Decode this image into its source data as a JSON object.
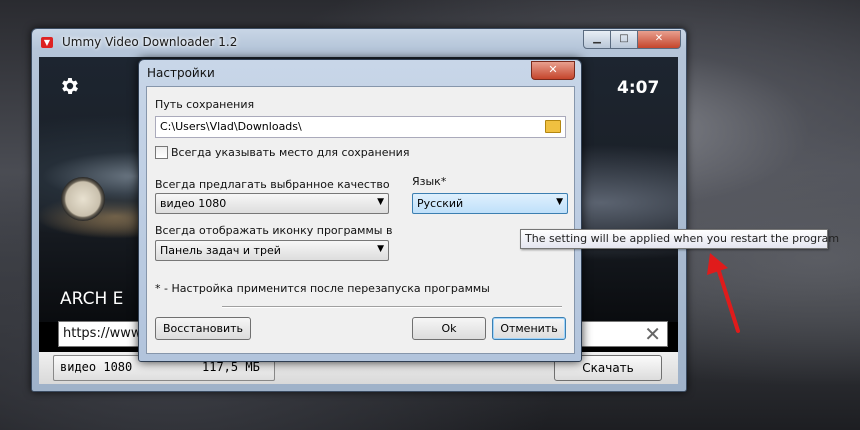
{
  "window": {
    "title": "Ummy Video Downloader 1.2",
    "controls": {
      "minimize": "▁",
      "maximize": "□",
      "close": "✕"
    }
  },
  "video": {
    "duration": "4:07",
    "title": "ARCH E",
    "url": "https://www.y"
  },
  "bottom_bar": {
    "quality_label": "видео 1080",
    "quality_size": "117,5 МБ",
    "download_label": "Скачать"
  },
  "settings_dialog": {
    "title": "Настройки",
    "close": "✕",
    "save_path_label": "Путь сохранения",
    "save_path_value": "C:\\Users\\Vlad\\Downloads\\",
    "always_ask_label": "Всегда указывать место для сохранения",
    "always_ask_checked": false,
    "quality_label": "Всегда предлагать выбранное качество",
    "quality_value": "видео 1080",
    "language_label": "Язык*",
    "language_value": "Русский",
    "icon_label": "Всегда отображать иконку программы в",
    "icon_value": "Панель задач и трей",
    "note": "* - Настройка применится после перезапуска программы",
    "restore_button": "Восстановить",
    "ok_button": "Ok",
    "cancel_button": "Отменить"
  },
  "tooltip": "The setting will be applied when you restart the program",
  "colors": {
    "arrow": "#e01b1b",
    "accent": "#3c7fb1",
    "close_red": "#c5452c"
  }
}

━━━━━━━━━━━━━━━━━━━━

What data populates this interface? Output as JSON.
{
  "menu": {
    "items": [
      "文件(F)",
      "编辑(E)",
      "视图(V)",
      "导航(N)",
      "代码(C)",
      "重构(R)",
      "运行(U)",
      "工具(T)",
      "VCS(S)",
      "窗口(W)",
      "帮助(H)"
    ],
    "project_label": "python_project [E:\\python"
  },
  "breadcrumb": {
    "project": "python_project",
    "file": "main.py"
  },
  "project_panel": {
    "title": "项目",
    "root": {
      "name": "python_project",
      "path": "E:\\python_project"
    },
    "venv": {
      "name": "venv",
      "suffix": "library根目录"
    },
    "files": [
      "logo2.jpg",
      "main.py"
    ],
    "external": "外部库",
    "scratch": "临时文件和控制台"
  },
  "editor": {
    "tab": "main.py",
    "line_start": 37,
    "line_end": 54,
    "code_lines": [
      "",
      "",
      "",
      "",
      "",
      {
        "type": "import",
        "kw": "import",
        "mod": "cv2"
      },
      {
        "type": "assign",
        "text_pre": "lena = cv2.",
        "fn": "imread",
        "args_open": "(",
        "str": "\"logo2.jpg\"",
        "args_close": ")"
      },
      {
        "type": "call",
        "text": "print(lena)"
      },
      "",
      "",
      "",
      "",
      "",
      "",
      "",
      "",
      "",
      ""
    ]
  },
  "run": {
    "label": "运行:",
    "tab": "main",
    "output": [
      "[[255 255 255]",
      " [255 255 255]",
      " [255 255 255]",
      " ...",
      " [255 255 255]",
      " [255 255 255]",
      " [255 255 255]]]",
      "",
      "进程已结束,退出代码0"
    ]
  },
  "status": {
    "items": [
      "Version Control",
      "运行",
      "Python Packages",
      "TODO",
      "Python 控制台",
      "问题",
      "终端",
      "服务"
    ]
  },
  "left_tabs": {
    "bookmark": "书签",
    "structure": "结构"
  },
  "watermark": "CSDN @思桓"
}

━━━━━━━━━━━━━━━━━━━━

• _Job_: Look through the records and count each line that holds "сохранения". Write only the total.

• _Written answer_: 2